-- Begin --

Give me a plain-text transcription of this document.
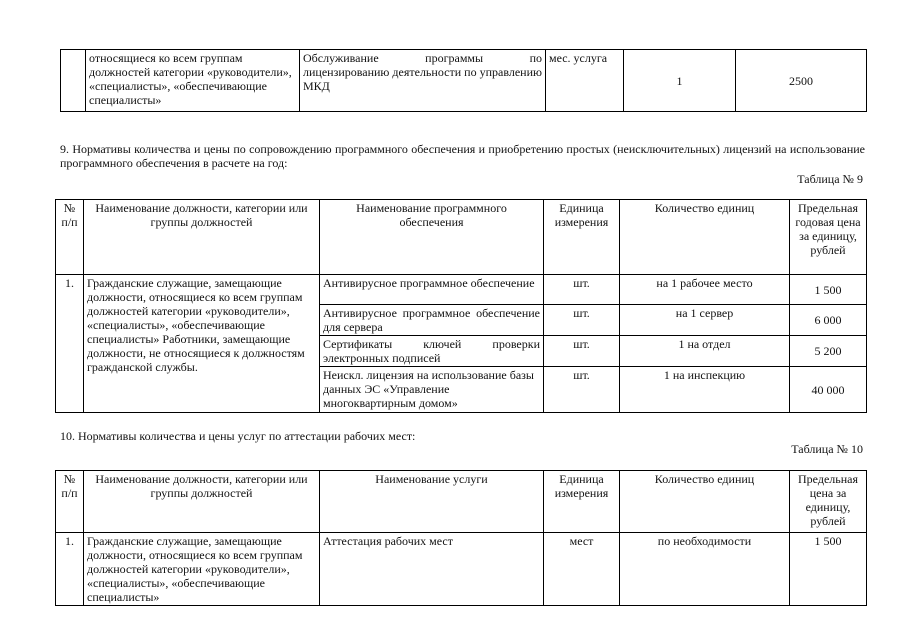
	относящиеся ко всем группам должностей категории «руководители», «специалисты», «обеспечивающие специалисты»	Обслуживание программы по лицензированию деятельности по управлению МКД	мес. услуга	1	2500
9. Нормативы количества и цены по сопровождению программного обеспечения и приобретению простых (неисключительных) лицензий на использование программного обеспечения в расчете на год:
Таблица № 9
№ п/п	Наименование должности, категории или группы должностей	Наименование программного обеспечения	Единица измерения	Количество единиц	Предельная годовая цена за единицу, рублей
1.	Гражданские служащие, замещающие должности, относящиеся ко всем группам должностей категории «руководители», «специалисты», «обеспечивающие специалисты» Работники, замещающие должности, не относящиеся к должностям гражданской службы.	Антивирусное программное обеспечение	шт.	на 1 рабочее место	1 500
		Антивирусное программное обеспечение для сервера	шт.	на 1 сервер	6 000
		Сертификаты ключей проверки электронных подписей	шт.	1 на отдел	5 200
		Неискл. лицензия на использование базы данных ЭС «Управление многоквартирным домом»	шт.	1 на инспекцию	40 000
10. Нормативы количества и цены услуг по аттестации рабочих мест:
Таблица № 10
№ п/п	Наименование должности, категории или группы должностей	Наименование услуги	Единица измерения	Количество единиц	Предельная цена за единицу, рублей
1.	Гражданские служащие, замещающие должности, относящиеся ко всем группам должностей категории «руководители», «специалисты», «обеспечивающие специалисты»	Аттестация рабочих мест	мест	по необходимости	1 500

-- End --

All the material shown above is to be copied exactly, with no pictures carried over.

▶ **Exercise solution**:
Give me a plain-text transcription of this document.
	относящиеся ко всем группам должностей категории «руководители», «специалисты», «обеспечивающие специалисты»	Обслуживание программы по лицензированию деятельности по управлению МКД	мес. услуга	1	2500
9. Нормативы количества и цены по сопровождению программного обеспечения и приобретению простых (неисключительных) лицензий на использование программного обеспечения в расчете на год:
Таблица № 9
№ п/п	Наименование должности, категории или группы должностей	Наименование программного обеспечения	Единица измерения	Количество единиц	Предельная годовая цена за единицу, рублей
1.	Гражданские служащие, замещающие должности, относящиеся ко всем группам должностей категории «руководители», «специалисты», «обеспечивающие специалисты» Работники, замещающие должности, не относящиеся к должностям гражданской службы.	Антивирусное программное обеспечение	шт.	на 1 рабочее место	1 500
		Антивирусное программное обеспечение для сервера	шт.	на 1 сервер	6 000
		Сертификаты ключей проверки электронных подписей	шт.	1 на отдел	5 200
		Неискл. лицензия на использование базы данных ЭС «Управление многоквартирным домом»	шт.	1 на инспекцию	40 000
10. Нормативы количества и цены услуг по аттестации рабочих мест:
Таблица № 10
№ п/п	Наименование должности, категории или группы должностей	Наименование услуги	Единица измерения	Количество единиц	Предельная цена за единицу, рублей
1.	Гражданские служащие, замещающие должности, относящиеся ко всем группам должностей категории «руководители», «специалисты», «обеспечивающие специалисты»	Аттестация рабочих мест	мест	по необходимости	1 500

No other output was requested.